**WORK REQUIRED**
Your task is to write out the complete listing exactly as it is shown.

****************************************

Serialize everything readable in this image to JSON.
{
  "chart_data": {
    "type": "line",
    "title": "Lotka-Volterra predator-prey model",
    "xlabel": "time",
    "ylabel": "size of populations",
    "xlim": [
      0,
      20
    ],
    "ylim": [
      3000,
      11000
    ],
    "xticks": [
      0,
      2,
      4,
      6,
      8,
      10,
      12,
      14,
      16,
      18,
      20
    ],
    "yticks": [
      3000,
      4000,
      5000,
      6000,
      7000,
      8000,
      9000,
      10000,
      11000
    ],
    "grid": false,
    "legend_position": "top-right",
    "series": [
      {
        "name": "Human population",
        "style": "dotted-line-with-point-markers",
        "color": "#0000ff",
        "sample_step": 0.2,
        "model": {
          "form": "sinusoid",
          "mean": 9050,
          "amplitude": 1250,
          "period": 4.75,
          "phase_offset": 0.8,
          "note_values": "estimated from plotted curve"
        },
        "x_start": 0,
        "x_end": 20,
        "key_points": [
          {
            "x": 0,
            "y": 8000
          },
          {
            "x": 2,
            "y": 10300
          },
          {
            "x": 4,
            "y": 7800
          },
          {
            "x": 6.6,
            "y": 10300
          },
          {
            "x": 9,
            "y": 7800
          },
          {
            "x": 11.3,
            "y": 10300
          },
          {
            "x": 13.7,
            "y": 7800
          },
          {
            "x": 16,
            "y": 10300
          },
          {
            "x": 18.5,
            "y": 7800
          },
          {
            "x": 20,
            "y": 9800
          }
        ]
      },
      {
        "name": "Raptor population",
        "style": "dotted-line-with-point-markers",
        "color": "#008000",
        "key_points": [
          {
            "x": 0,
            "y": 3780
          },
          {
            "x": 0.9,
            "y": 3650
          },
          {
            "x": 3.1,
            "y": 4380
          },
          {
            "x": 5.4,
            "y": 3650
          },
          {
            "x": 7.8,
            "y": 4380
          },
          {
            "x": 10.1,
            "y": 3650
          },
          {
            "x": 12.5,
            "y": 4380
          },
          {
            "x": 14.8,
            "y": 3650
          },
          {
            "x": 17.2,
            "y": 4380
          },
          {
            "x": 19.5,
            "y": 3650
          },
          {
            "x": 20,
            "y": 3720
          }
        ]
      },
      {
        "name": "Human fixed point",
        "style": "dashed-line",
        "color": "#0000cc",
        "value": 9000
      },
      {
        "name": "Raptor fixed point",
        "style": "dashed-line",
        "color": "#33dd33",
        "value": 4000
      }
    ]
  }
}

****************************************

**SOLUTION**
Serialize everything readable in this image to JSON.
{
  "chart_data": {
    "type": "line",
    "title": "Lotka-Volterra predator-prey model",
    "xlabel": "time",
    "ylabel": "size of populations",
    "xlim": [
      0,
      20
    ],
    "ylim": [
      3000,
      11000
    ],
    "xticks": [
      0,
      2,
      4,
      6,
      8,
      10,
      12,
      14,
      16,
      18,
      20
    ],
    "yticks": [
      3000,
      4000,
      5000,
      6000,
      7000,
      8000,
      9000,
      10000,
      11000
    ],
    "grid": false,
    "legend_position": "top-right",
    "series": [
      {
        "name": "Human population",
        "style": "dotted-line-with-point-markers",
        "color": "#0000ff",
        "sample_step": 0.2,
        "model": {
          "form": "sinusoid",
          "mean": 9050,
          "amplitude": 1250,
          "period": 4.75,
          "phase_offset": 0.8,
          "note_values": "estimated from plotted curve"
        },
        "x_start": 0,
        "x_end": 20,
        "key_points": [
          {
            "x": 0,
            "y": 8000
          },
          {
            "x": 2,
            "y": 10300
          },
          {
            "x": 4,
            "y": 7800
          },
          {
            "x": 6.6,
            "y": 10300
          },
          {
            "x": 9,
            "y": 7800
          },
          {
            "x": 11.3,
            "y": 10300
          },
          {
            "x": 13.7,
            "y": 7800
          },
          {
            "x": 16,
            "y": 10300
          },
          {
            "x": 18.5,
            "y": 7800
          },
          {
            "x": 20,
            "y": 9800
          }
        ]
      },
      {
        "name": "Raptor population",
        "style": "dotted-line-with-point-markers",
        "color": "#008000",
        "key_points": [
          {
            "x": 0,
            "y": 3780
          },
          {
            "x": 0.9,
            "y": 3650
          },
          {
            "x": 3.1,
            "y": 4380
          },
          {
            "x": 5.4,
            "y": 3650
          },
          {
            "x": 7.8,
            "y": 4380
          },
          {
            "x": 10.1,
            "y": 3650
          },
          {
            "x": 12.5,
            "y": 4380
          },
          {
            "x": 14.8,
            "y": 3650
          },
          {
            "x": 17.2,
            "y": 4380
          },
          {
            "x": 19.5,
            "y": 3650
          },
          {
            "x": 20,
            "y": 3720
          }
        ]
      },
      {
        "name": "Human fixed point",
        "style": "dashed-line",
        "color": "#0000cc",
        "value": 9000
      },
      {
        "name": "Raptor fixed point",
        "style": "dashed-line",
        "color": "#33dd33",
        "value": 4000
      }
    ]
  }
}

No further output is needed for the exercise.